— TASK OBJECTIVE —
In the following material, identify every line holding the string "Selected" and return it.

Dataset listings of figures
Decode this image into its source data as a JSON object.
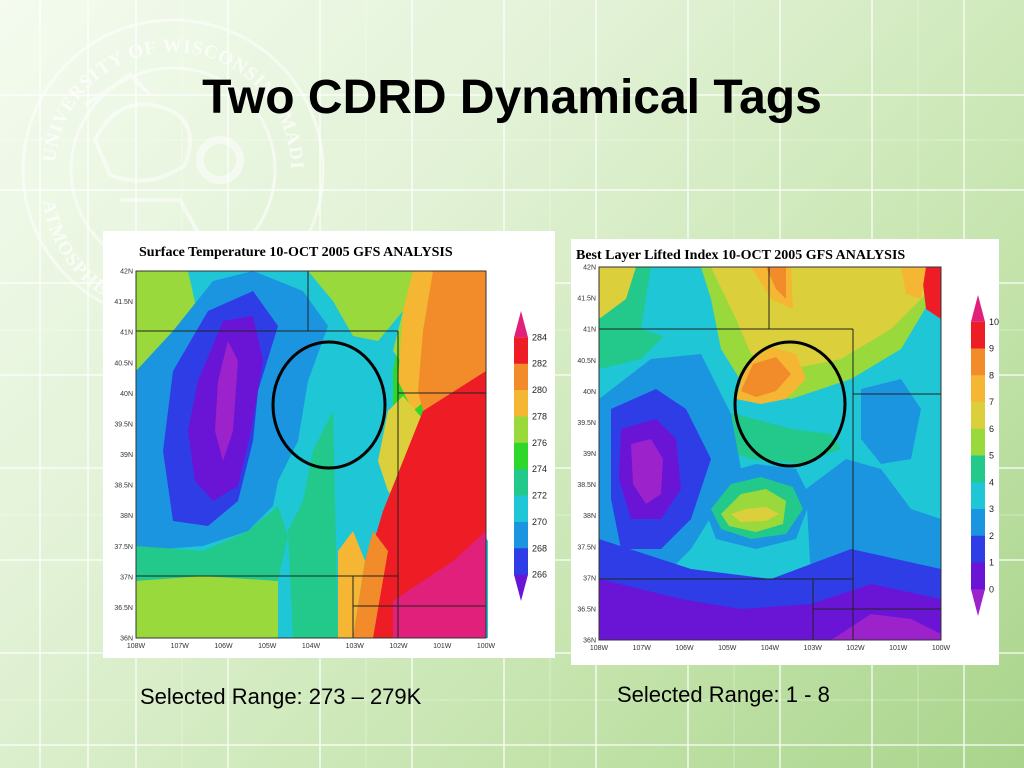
{
  "slide": {
    "title": "Two CDRD Dynamical Tags",
    "seal_text_top": "UNIVERSITY OF WISCONSIN - MADISON",
    "seal_text_bottom": "ATMOSPHERIC SCIENCES"
  },
  "maps": [
    {
      "title": "Surface Temperature 10-OCT 2005 GFS ANALYSIS",
      "lat_labels": [
        "42N",
        "41.5N",
        "41N",
        "40.5N",
        "40N",
        "39.5N",
        "39N",
        "38.5N",
        "38N",
        "37.5N",
        "37N",
        "36.5N",
        "36N"
      ],
      "lon_labels": [
        "108W",
        "107W",
        "106W",
        "105W",
        "104W",
        "103W",
        "102W",
        "101W",
        "100W"
      ],
      "colorbar_labels": [
        "284",
        "282",
        "280",
        "278",
        "276",
        "274",
        "272",
        "270",
        "268",
        "266"
      ],
      "caption": "Selected Range: 273 – 279K"
    },
    {
      "title": "Best Layer Lifted Index 10-OCT 2005 GFS ANALYSIS",
      "lat_labels": [
        "42N",
        "41.5N",
        "41N",
        "40.5N",
        "40N",
        "39.5N",
        "39N",
        "38.5N",
        "38N",
        "37.5N",
        "37N",
        "36.5N",
        "36N"
      ],
      "lon_labels": [
        "108W",
        "107W",
        "106W",
        "105W",
        "104W",
        "103W",
        "102W",
        "101W",
        "100W"
      ],
      "colorbar_labels": [
        "10",
        "9",
        "8",
        "7",
        "6",
        "5",
        "4",
        "3",
        "2",
        "1",
        "0"
      ],
      "caption": "Selected Range: 1 - 8"
    }
  ],
  "colors": {
    "magenta": "#e0207a",
    "red": "#ee1c24",
    "orange": "#f28b2a",
    "gold": "#f5b733",
    "yellow": "#dccf3c",
    "lime": "#9ad93c",
    "green": "#2ed82a",
    "teal": "#22c98a",
    "cyan": "#1fc6d6",
    "blue": "#1c95e0",
    "royal": "#2f3de6",
    "purple": "#6a14d6",
    "violet": "#9c22cc"
  }
}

— RESULT OF THE EXERCISE —
      "caption": "Selected Range: 273 – 279K"
      "caption": "Selected Range: 1 - 8"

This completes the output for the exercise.